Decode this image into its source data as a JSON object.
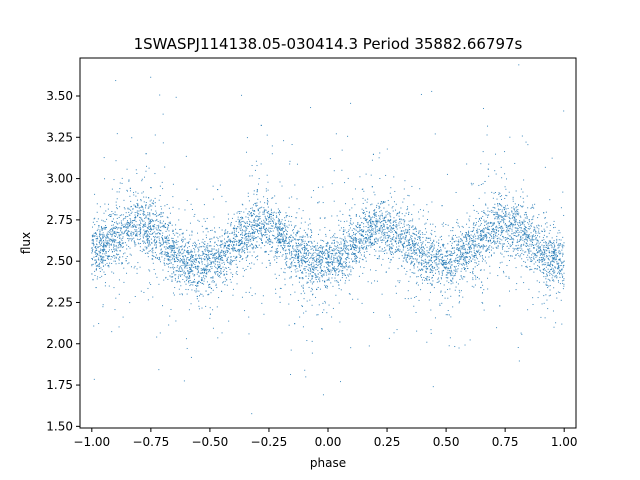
{
  "chart_data": {
    "type": "scatter",
    "title": "1SWASPJ114138.05-030414.3 Period 35882.66797s",
    "xlabel": "phase",
    "ylabel": "flux",
    "xlim": [
      -1.05,
      1.05
    ],
    "ylim": [
      1.49,
      3.73
    ],
    "xticks": [
      -1.0,
      -0.75,
      -0.5,
      -0.25,
      0.0,
      0.25,
      0.5,
      0.75,
      1.0
    ],
    "xtick_labels": [
      "−1.00",
      "−0.75",
      "−0.50",
      "−0.25",
      "0.00",
      "0.25",
      "0.50",
      "0.75",
      "1.00"
    ],
    "yticks": [
      1.5,
      1.75,
      2.0,
      2.25,
      2.5,
      2.75,
      3.0,
      3.25,
      3.5
    ],
    "ytick_labels": [
      "1.50",
      "1.75",
      "2.00",
      "2.25",
      "2.50",
      "2.75",
      "3.00",
      "3.25",
      "3.50"
    ],
    "grid": false,
    "color": "#1f77b4",
    "series": [
      {
        "x": [
          -1.0,
          -0.95,
          -0.9,
          -0.85,
          -0.8,
          -0.75,
          -0.7,
          -0.65,
          -0.6,
          -0.55,
          -0.5,
          -0.45,
          -0.4,
          -0.35,
          -0.3,
          -0.25,
          -0.2,
          -0.15,
          -0.1,
          -0.05,
          0.0,
          0.05,
          0.1,
          0.15,
          0.2,
          0.25,
          0.3,
          0.35,
          0.4,
          0.45,
          0.5,
          0.55,
          0.6,
          0.65,
          0.7,
          0.75,
          0.8,
          0.85,
          0.9,
          0.95,
          1.0
        ],
        "y": [
          2.55,
          2.6,
          2.65,
          2.7,
          2.72,
          2.7,
          2.63,
          2.55,
          2.5,
          2.47,
          2.48,
          2.52,
          2.6,
          2.67,
          2.71,
          2.7,
          2.65,
          2.58,
          2.52,
          2.48,
          2.48,
          2.52,
          2.58,
          2.65,
          2.7,
          2.7,
          2.66,
          2.6,
          2.54,
          2.5,
          2.48,
          2.5,
          2.56,
          2.63,
          2.69,
          2.72,
          2.7,
          2.64,
          2.57,
          2.52,
          2.5
        ]
      }
    ]
  }
}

▶ Problem to work on
Write out every line above exactly as it is, leaving out the pictures.

▶ Written solution
Decode this image into its source data as a JSON object.
{
  "chart_data": {
    "type": "scatter",
    "title": "1SWASPJ114138.05-030414.3 Period 35882.66797s",
    "xlabel": "phase",
    "ylabel": "flux",
    "xlim": [
      -1.05,
      1.05
    ],
    "ylim": [
      1.49,
      3.73
    ],
    "xticks": [
      -1.0,
      -0.75,
      -0.5,
      -0.25,
      0.0,
      0.25,
      0.5,
      0.75,
      1.0
    ],
    "xtick_labels": [
      "−1.00",
      "−0.75",
      "−0.50",
      "−0.25",
      "0.00",
      "0.25",
      "0.50",
      "0.75",
      "1.00"
    ],
    "yticks": [
      1.5,
      1.75,
      2.0,
      2.25,
      2.5,
      2.75,
      3.0,
      3.25,
      3.5
    ],
    "ytick_labels": [
      "1.50",
      "1.75",
      "2.00",
      "2.25",
      "2.50",
      "2.75",
      "3.00",
      "3.25",
      "3.50"
    ],
    "grid": false,
    "color": "#1f77b4",
    "series": [
      {
        "x": [
          -1.0,
          -0.95,
          -0.9,
          -0.85,
          -0.8,
          -0.75,
          -0.7,
          -0.65,
          -0.6,
          -0.55,
          -0.5,
          -0.45,
          -0.4,
          -0.35,
          -0.3,
          -0.25,
          -0.2,
          -0.15,
          -0.1,
          -0.05,
          0.0,
          0.05,
          0.1,
          0.15,
          0.2,
          0.25,
          0.3,
          0.35,
          0.4,
          0.45,
          0.5,
          0.55,
          0.6,
          0.65,
          0.7,
          0.75,
          0.8,
          0.85,
          0.9,
          0.95,
          1.0
        ],
        "y": [
          2.55,
          2.6,
          2.65,
          2.7,
          2.72,
          2.7,
          2.63,
          2.55,
          2.5,
          2.47,
          2.48,
          2.52,
          2.6,
          2.67,
          2.71,
          2.7,
          2.65,
          2.58,
          2.52,
          2.48,
          2.48,
          2.52,
          2.58,
          2.65,
          2.7,
          2.7,
          2.66,
          2.6,
          2.54,
          2.5,
          2.48,
          2.5,
          2.56,
          2.63,
          2.69,
          2.72,
          2.7,
          2.64,
          2.57,
          2.52,
          2.5
        ]
      }
    ]
  }
}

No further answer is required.